Entries taken from a collection
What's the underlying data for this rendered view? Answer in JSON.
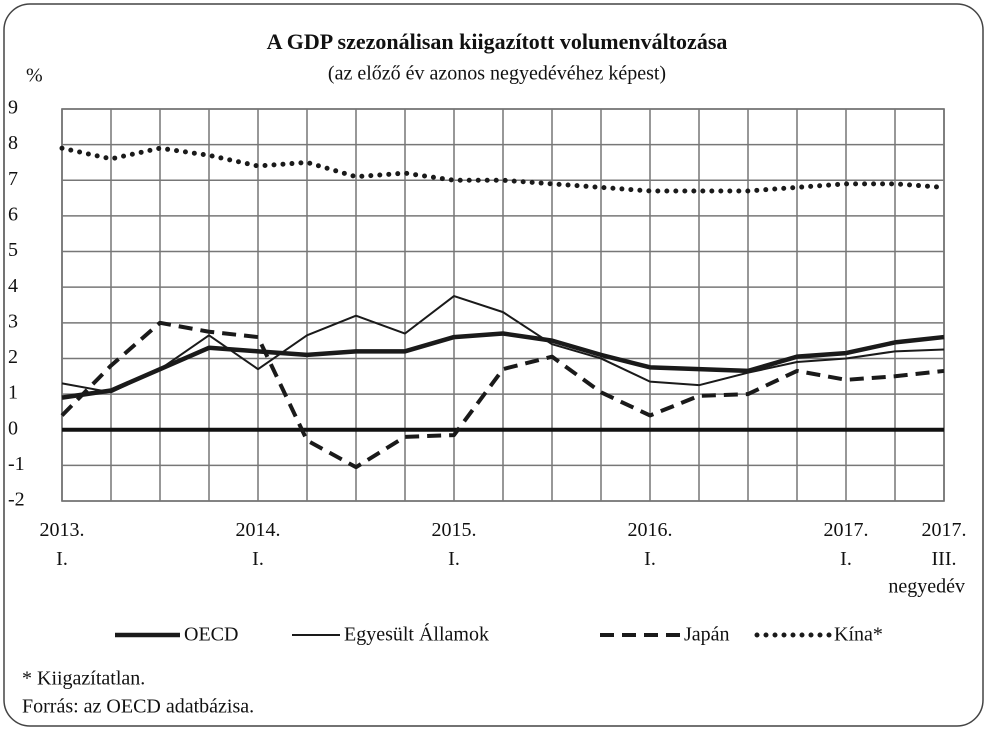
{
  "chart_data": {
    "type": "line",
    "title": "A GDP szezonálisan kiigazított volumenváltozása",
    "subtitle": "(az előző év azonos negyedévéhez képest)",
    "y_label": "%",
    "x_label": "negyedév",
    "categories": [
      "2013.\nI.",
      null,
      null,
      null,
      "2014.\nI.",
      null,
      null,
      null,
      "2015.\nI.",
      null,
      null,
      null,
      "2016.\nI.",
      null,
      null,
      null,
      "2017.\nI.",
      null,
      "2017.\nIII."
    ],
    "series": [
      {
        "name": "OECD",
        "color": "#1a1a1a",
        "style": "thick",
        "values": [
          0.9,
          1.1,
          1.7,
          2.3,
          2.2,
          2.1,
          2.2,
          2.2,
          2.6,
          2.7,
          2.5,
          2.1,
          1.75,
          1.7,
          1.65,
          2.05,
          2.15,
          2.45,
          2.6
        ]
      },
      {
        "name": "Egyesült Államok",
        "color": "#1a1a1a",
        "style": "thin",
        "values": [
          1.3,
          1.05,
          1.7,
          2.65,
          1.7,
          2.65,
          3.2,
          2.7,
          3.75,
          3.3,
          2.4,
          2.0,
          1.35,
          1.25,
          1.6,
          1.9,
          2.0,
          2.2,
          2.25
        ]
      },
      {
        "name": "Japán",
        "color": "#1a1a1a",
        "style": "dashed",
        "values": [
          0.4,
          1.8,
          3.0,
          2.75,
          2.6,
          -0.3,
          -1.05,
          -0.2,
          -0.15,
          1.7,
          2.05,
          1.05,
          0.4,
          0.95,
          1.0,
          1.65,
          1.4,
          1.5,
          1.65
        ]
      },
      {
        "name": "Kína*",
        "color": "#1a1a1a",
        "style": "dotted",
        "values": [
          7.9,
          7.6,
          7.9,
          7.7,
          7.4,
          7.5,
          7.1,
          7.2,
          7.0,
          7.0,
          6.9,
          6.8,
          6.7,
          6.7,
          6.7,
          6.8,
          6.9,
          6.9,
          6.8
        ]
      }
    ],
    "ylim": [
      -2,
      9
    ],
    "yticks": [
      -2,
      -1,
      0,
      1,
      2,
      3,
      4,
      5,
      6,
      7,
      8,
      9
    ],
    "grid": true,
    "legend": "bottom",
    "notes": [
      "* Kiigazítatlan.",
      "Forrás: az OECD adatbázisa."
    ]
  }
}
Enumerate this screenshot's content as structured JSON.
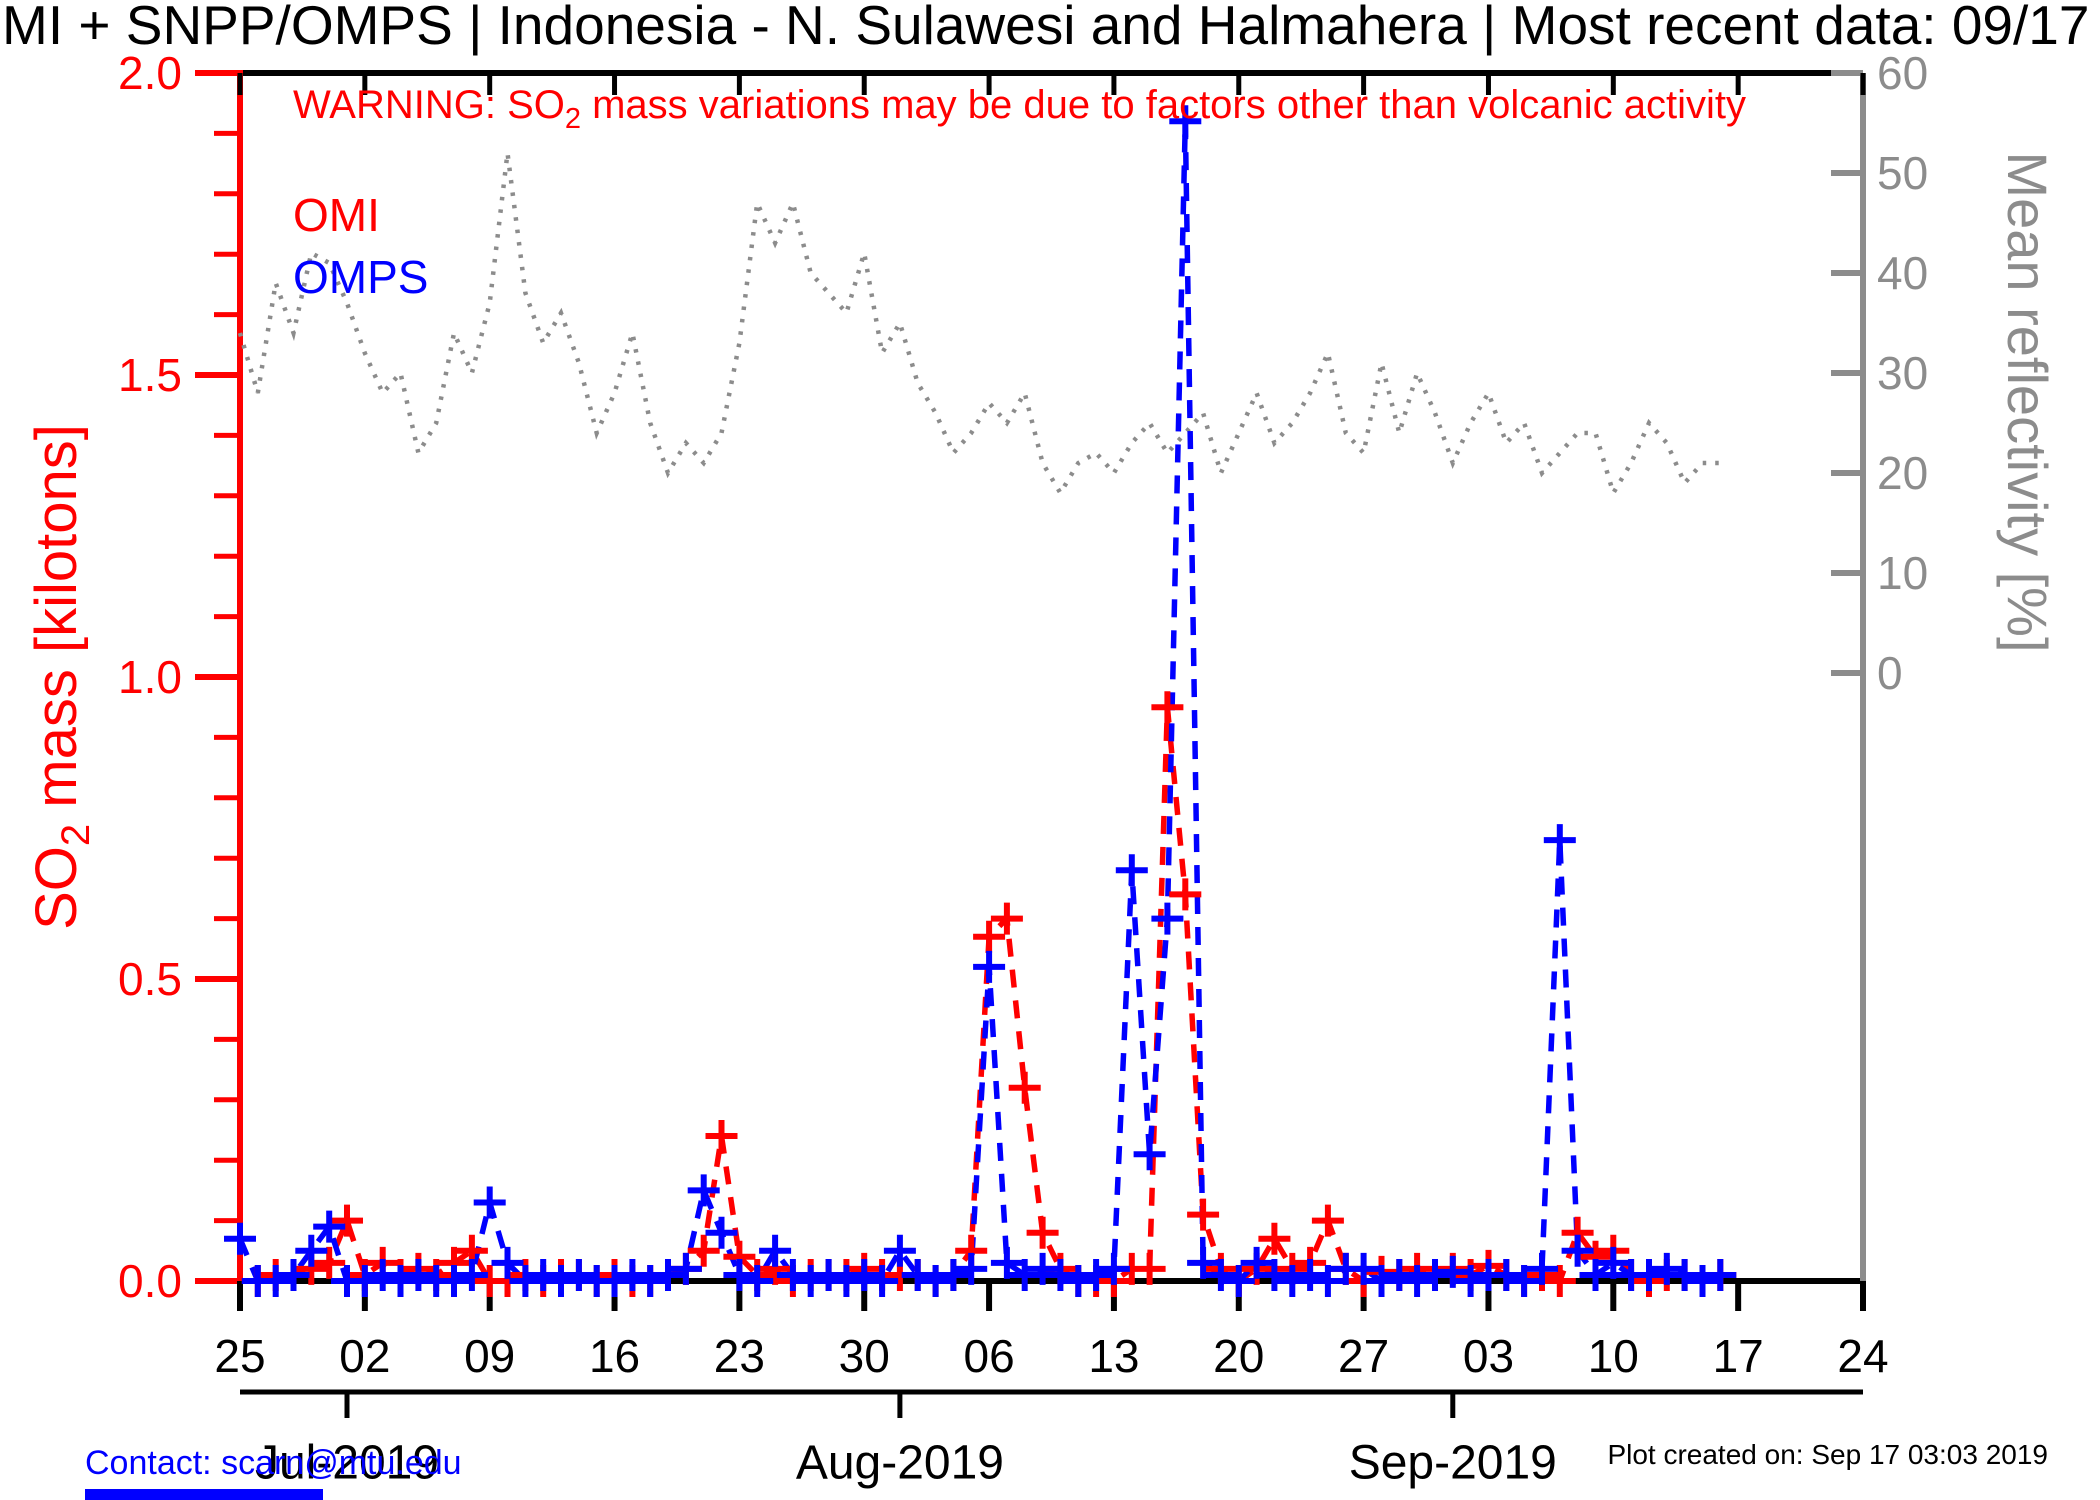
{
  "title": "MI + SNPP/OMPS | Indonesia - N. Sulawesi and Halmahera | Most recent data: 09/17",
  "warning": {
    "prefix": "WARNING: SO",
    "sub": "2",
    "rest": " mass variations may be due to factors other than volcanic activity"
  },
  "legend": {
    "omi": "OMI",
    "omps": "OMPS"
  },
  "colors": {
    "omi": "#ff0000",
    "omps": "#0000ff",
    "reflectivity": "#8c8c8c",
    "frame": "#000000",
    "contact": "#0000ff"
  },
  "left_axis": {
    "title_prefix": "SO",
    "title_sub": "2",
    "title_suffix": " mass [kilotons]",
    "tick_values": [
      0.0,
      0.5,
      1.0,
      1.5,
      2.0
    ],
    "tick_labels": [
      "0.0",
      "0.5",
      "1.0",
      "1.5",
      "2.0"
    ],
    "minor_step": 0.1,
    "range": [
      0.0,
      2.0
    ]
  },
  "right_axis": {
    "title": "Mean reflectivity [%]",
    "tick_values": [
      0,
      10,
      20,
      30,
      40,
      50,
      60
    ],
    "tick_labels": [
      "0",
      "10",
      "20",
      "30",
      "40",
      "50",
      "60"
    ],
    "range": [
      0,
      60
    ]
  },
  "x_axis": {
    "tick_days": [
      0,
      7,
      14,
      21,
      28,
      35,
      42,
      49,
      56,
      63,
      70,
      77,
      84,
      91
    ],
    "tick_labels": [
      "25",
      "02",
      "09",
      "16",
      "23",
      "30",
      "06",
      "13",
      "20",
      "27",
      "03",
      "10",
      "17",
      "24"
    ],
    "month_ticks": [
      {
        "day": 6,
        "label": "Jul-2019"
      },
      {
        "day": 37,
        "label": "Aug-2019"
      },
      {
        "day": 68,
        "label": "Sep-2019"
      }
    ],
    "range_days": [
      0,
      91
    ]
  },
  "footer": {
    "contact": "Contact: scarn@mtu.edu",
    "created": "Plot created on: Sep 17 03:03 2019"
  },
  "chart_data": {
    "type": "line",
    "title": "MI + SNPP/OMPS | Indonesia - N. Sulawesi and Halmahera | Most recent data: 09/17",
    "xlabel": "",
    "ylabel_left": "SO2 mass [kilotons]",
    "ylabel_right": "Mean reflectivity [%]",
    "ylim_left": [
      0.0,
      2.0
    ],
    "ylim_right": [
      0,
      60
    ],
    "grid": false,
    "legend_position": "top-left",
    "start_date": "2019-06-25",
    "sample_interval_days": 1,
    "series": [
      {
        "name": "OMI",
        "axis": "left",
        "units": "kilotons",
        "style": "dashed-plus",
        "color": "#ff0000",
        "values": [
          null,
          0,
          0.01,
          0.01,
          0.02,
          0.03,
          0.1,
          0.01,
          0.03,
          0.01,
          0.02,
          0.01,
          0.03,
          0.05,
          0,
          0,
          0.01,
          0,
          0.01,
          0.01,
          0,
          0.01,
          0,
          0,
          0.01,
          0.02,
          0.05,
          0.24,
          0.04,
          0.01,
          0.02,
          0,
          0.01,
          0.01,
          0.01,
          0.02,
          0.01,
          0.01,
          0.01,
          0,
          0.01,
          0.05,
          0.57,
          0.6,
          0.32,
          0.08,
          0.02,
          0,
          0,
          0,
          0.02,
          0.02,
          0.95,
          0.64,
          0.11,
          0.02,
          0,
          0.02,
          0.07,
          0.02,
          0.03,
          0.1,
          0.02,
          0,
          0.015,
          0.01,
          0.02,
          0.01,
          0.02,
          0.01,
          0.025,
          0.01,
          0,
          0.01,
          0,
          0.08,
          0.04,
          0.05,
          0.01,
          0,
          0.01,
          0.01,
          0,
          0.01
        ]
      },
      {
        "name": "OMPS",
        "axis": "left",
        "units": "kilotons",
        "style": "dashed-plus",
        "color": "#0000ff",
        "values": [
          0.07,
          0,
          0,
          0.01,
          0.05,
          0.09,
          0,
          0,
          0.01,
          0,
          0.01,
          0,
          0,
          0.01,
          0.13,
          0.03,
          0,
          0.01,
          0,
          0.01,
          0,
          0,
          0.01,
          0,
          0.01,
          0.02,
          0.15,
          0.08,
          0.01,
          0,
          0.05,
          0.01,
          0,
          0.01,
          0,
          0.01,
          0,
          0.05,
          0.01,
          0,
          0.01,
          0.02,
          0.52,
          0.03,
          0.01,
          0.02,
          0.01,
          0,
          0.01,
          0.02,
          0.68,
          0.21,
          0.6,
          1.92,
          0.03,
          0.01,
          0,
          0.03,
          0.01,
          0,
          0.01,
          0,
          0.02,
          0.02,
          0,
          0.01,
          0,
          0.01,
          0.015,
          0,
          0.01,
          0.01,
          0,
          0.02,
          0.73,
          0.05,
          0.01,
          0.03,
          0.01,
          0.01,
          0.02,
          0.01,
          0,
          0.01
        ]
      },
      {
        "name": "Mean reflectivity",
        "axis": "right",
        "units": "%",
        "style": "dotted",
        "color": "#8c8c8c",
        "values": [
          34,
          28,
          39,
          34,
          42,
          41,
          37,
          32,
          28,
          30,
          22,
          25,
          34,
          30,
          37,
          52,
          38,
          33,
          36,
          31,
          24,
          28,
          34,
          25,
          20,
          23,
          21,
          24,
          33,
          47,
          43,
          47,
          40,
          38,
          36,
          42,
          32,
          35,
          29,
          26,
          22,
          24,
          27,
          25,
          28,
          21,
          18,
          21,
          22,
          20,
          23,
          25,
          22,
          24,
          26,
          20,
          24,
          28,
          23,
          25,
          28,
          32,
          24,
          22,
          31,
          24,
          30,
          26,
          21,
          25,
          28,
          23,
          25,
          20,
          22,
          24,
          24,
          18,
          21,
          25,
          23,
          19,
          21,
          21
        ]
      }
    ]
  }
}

STATED TASK :: In the records above, find each line holding "SNPP" and copy it.

WRITTEN REPLY ::
  "title": "MI + SNPP/OMPS | Indonesia - N. Sulawesi and Halmahera | Most recent data: 09/17",
    "title": "MI + SNPP/OMPS | Indonesia - N. Sulawesi and Halmahera | Most recent data: 09/17",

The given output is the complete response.